■ What you will do
Write out every line below that includes the word "تاریخ".

■ Dataset content
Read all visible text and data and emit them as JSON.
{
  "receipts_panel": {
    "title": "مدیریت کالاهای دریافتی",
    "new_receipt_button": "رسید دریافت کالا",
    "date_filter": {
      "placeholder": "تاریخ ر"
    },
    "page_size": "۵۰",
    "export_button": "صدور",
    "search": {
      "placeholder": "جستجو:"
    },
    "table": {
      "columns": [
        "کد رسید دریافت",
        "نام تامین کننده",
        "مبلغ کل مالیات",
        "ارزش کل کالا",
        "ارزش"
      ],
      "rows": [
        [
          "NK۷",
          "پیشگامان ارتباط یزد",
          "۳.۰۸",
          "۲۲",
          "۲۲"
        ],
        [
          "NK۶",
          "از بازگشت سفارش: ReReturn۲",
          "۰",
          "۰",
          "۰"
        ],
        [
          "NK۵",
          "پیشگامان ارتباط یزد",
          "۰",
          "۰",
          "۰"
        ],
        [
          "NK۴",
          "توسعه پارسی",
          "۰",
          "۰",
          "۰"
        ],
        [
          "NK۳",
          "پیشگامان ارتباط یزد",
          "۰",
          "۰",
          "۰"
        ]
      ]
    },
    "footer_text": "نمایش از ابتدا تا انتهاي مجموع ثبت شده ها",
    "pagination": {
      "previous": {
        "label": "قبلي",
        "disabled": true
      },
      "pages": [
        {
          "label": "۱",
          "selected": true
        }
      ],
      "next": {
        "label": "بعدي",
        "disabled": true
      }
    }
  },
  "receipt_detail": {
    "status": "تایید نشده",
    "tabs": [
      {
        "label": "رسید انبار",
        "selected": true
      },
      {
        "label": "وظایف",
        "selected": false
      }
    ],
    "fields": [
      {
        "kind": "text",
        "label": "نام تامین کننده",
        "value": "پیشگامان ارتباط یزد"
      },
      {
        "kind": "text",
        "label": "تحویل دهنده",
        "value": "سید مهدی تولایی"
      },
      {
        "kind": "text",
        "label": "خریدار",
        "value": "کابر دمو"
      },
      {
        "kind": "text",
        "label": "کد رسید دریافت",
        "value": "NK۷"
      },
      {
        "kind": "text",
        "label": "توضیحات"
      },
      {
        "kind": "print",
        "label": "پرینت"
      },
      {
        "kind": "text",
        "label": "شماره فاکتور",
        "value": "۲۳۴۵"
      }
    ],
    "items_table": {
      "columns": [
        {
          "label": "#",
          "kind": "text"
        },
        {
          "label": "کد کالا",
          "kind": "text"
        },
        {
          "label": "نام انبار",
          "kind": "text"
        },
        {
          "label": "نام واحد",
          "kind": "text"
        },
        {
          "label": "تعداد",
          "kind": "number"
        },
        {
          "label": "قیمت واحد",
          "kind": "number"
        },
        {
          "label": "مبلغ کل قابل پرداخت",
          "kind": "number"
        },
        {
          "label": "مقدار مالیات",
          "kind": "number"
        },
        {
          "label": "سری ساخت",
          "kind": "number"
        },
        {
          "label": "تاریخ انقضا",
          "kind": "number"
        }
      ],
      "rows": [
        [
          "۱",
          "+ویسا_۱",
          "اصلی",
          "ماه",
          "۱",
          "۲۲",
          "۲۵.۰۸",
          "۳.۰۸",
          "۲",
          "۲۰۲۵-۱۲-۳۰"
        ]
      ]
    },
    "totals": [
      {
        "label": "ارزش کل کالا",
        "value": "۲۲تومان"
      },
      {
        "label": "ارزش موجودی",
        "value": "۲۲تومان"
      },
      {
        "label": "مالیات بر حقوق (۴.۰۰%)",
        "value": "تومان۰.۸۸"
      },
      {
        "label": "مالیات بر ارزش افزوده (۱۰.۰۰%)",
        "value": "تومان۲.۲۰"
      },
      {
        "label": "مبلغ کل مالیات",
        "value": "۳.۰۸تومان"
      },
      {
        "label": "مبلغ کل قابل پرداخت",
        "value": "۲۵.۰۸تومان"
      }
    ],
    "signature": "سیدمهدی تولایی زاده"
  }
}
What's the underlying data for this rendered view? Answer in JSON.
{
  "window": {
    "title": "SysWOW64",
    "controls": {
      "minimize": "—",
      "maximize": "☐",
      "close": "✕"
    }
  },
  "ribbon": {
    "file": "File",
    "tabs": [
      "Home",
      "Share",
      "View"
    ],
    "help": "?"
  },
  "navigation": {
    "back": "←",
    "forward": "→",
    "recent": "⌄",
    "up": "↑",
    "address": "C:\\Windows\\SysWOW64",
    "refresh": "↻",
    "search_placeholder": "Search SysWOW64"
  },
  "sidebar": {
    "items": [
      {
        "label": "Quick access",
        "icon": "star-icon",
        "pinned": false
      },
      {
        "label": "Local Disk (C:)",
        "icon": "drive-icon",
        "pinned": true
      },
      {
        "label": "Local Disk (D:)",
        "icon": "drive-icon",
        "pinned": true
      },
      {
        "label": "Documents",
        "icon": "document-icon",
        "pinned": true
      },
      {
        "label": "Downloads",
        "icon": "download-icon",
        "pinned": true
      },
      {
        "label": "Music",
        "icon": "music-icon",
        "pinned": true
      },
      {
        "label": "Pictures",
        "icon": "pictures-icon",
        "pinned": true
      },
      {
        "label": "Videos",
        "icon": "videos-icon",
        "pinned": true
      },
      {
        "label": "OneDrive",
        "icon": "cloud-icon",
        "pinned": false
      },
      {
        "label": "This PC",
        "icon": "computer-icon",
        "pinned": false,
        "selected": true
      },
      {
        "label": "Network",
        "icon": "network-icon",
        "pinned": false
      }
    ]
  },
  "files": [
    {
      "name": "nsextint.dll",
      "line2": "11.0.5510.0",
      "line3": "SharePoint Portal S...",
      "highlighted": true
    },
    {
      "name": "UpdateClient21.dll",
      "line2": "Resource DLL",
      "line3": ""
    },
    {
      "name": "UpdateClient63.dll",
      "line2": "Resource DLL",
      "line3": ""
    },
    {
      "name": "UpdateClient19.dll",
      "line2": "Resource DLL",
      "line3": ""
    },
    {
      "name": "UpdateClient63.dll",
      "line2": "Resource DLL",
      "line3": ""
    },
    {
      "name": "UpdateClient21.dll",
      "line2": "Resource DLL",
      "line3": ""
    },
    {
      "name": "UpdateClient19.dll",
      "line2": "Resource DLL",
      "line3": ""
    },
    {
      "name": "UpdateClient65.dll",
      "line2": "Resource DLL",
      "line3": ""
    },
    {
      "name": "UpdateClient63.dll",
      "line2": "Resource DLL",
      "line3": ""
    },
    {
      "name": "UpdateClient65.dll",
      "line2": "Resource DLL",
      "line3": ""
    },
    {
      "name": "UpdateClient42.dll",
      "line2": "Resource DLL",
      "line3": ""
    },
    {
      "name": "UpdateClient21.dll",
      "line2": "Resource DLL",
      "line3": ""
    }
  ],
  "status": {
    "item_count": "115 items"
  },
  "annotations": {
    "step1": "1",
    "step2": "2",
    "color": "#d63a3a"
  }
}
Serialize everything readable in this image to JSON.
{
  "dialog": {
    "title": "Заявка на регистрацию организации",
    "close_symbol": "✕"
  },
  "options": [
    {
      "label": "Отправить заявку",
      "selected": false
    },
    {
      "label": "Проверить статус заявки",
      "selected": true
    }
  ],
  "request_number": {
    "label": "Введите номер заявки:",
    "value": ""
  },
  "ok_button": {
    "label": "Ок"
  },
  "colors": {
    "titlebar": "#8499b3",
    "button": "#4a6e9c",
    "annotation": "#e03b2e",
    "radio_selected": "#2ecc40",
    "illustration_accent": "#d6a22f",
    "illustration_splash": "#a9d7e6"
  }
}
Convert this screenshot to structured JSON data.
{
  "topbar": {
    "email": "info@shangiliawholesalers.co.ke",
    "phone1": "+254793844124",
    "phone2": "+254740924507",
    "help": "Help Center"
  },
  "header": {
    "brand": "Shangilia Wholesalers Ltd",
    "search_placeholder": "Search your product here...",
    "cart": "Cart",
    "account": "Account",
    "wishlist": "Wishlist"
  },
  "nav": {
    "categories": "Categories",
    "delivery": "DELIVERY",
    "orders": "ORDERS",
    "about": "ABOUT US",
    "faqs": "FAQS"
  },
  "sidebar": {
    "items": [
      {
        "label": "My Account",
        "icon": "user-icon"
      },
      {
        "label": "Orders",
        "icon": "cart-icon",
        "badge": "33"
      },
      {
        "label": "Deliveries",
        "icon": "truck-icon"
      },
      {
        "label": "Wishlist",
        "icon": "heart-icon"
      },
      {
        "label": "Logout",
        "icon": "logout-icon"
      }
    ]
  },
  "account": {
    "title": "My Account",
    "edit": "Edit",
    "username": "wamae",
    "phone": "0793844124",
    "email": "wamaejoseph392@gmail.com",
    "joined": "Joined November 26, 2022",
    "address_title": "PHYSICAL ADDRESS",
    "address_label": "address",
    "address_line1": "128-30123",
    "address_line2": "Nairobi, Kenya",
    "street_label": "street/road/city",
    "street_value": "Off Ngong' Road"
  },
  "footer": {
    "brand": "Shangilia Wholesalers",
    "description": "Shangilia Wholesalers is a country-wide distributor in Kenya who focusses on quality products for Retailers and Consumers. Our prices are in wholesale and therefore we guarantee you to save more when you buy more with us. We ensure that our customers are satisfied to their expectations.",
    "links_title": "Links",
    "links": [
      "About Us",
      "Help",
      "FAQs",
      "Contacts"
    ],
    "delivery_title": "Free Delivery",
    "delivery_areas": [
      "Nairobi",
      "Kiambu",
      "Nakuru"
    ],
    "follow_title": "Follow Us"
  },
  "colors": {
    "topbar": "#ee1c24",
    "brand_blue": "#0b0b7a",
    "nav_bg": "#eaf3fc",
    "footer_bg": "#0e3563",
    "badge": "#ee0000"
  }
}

■ Reply
      "placeholder": "تاریخ ر"
          "label": "تاریخ انقضا",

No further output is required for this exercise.